§ To be done: Your task is to repeat the entries underneath exactly, minus the pictures.

## START Excerpted records

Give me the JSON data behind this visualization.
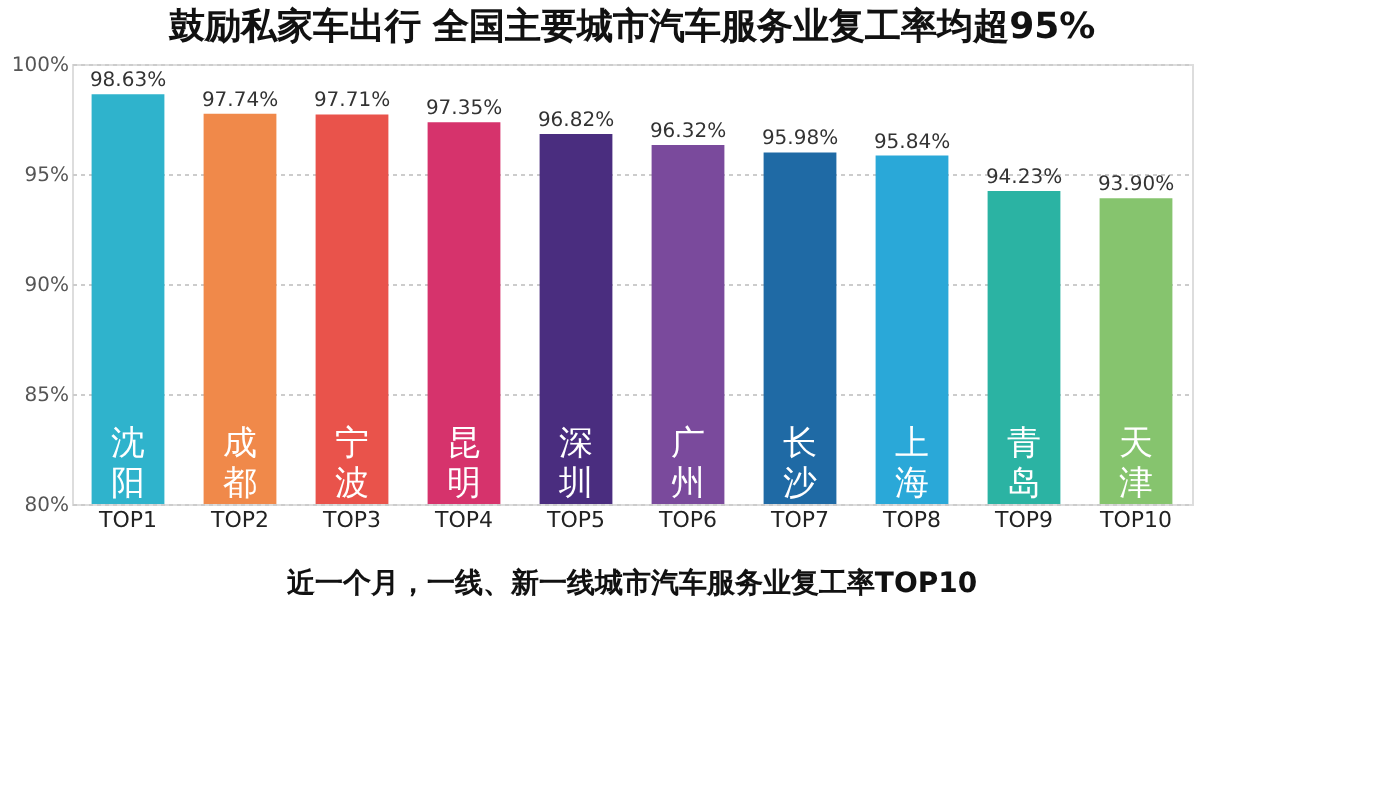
{
  "chart_data": {
    "type": "bar",
    "title": "鼓励私家车出行  全国主要城市汽车服务业复工率均超95%",
    "categories": [
      "TOP1",
      "TOP2",
      "TOP3",
      "TOP4",
      "TOP5",
      "TOP6",
      "TOP7",
      "TOP8",
      "TOP9",
      "TOP10"
    ],
    "values": [
      98.63,
      97.74,
      97.71,
      97.35,
      96.82,
      96.32,
      95.98,
      95.84,
      94.23,
      93.9
    ],
    "value_labels": [
      "98.63%",
      "97.74%",
      "97.71%",
      "97.35%",
      "96.82%",
      "96.32%",
      "95.98%",
      "95.84%",
      "94.23%",
      "93.90%"
    ],
    "colors": [
      "#2fb3cc",
      "#f0894a",
      "#e9534b",
      "#d6336c",
      "#4a2d7f",
      "#7a4a9c",
      "#1f6aa5",
      "#2aa8d8",
      "#2bb3a3",
      "#86c46e"
    ],
    "ylim": [
      80,
      100
    ],
    "yticks": [
      {
        "value": 80,
        "label": "80%"
      },
      {
        "value": 85,
        "label": "85%"
      },
      {
        "value": 90,
        "label": "90%"
      },
      {
        "value": 95,
        "label": "95%"
      },
      {
        "value": 100,
        "label": "100%"
      }
    ],
    "grid": "y",
    "annotations": [
      "沈阳",
      "成都",
      "宁波",
      "昆明",
      "深圳",
      "广州",
      "长沙",
      "上海",
      "青岛",
      "天津",
      "近一个月，一线、新一线城市汽车服务业复工率TOP10"
    ]
  }
}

## END Excerpted records

§ The result:
Give me the JSON data behind this visualization.
{
  "chart_data": {
    "type": "bar",
    "title": "鼓励私家车出行  全国主要城市汽车服务业复工率均超95%",
    "categories": [
      "TOP1",
      "TOP2",
      "TOP3",
      "TOP4",
      "TOP5",
      "TOP6",
      "TOP7",
      "TOP8",
      "TOP9",
      "TOP10"
    ],
    "values": [
      98.63,
      97.74,
      97.71,
      97.35,
      96.82,
      96.32,
      95.98,
      95.84,
      94.23,
      93.9
    ],
    "value_labels": [
      "98.63%",
      "97.74%",
      "97.71%",
      "97.35%",
      "96.82%",
      "96.32%",
      "95.98%",
      "95.84%",
      "94.23%",
      "93.90%"
    ],
    "colors": [
      "#2fb3cc",
      "#f0894a",
      "#e9534b",
      "#d6336c",
      "#4a2d7f",
      "#7a4a9c",
      "#1f6aa5",
      "#2aa8d8",
      "#2bb3a3",
      "#86c46e"
    ],
    "ylim": [
      80,
      100
    ],
    "yticks": [
      {
        "value": 80,
        "label": "80%"
      },
      {
        "value": 85,
        "label": "85%"
      },
      {
        "value": 90,
        "label": "90%"
      },
      {
        "value": 95,
        "label": "95%"
      },
      {
        "value": 100,
        "label": "100%"
      }
    ],
    "grid": "y",
    "annotations": [
      "沈阳",
      "成都",
      "宁波",
      "昆明",
      "深圳",
      "广州",
      "长沙",
      "上海",
      "青岛",
      "天津",
      "近一个月，一线、新一线城市汽车服务业复工率TOP10"
    ]
  }
}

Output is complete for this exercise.